_Objective_
Draw out every line with the word "subscription" from the listing below.

* Begin Dataset *

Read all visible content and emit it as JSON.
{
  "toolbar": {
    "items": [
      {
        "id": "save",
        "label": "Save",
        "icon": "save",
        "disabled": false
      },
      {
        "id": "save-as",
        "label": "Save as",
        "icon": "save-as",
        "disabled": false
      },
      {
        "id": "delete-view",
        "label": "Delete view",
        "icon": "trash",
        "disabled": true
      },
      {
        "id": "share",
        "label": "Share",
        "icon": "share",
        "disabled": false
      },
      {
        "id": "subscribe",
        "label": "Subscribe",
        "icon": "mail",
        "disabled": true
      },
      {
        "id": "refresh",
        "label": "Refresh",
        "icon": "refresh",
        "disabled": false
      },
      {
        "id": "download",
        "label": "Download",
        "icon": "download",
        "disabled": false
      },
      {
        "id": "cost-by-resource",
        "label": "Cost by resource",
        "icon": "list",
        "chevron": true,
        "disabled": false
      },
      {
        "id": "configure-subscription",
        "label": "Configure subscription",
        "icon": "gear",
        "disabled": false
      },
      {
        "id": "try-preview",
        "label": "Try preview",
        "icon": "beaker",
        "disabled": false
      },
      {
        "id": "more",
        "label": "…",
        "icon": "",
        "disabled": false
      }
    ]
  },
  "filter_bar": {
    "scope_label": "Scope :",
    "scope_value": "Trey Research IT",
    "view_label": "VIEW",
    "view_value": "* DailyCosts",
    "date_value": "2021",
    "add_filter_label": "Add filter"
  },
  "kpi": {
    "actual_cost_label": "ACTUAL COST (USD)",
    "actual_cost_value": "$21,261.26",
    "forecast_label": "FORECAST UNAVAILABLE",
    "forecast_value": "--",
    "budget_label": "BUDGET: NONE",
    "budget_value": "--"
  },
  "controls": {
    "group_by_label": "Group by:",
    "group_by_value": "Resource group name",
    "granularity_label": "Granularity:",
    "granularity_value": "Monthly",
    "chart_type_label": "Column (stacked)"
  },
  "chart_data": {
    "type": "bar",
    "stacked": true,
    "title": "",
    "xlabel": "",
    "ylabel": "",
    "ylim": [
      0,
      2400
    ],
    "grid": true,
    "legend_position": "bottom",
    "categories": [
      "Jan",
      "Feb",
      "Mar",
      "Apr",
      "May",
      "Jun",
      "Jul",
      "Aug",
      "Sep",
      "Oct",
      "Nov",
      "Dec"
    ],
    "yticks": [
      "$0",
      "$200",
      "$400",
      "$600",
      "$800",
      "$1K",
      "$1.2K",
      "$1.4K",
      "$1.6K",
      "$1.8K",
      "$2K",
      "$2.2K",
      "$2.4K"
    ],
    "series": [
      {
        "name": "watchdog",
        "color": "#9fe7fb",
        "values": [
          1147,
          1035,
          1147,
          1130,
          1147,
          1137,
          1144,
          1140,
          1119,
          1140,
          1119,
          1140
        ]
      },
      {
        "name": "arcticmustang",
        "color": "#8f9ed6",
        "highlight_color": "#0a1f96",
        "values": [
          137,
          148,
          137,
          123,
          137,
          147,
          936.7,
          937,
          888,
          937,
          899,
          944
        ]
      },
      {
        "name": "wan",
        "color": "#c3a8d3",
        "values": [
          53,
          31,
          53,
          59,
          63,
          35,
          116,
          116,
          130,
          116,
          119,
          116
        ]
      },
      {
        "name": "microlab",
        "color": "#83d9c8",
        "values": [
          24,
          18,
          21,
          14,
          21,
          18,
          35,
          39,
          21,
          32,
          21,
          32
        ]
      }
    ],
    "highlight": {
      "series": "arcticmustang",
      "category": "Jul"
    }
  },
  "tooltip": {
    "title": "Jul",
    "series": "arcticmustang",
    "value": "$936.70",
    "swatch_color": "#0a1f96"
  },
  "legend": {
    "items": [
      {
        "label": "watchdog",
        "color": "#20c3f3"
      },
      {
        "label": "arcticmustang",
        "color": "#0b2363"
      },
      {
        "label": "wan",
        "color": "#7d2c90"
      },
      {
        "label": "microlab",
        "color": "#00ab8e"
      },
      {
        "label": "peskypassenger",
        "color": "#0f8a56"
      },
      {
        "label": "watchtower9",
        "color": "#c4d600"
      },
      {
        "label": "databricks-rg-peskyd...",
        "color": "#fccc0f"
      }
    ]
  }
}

* End Dataset *

_Completed exercise_
        "id": "configure-subscription",
        "label": "Configure subscription",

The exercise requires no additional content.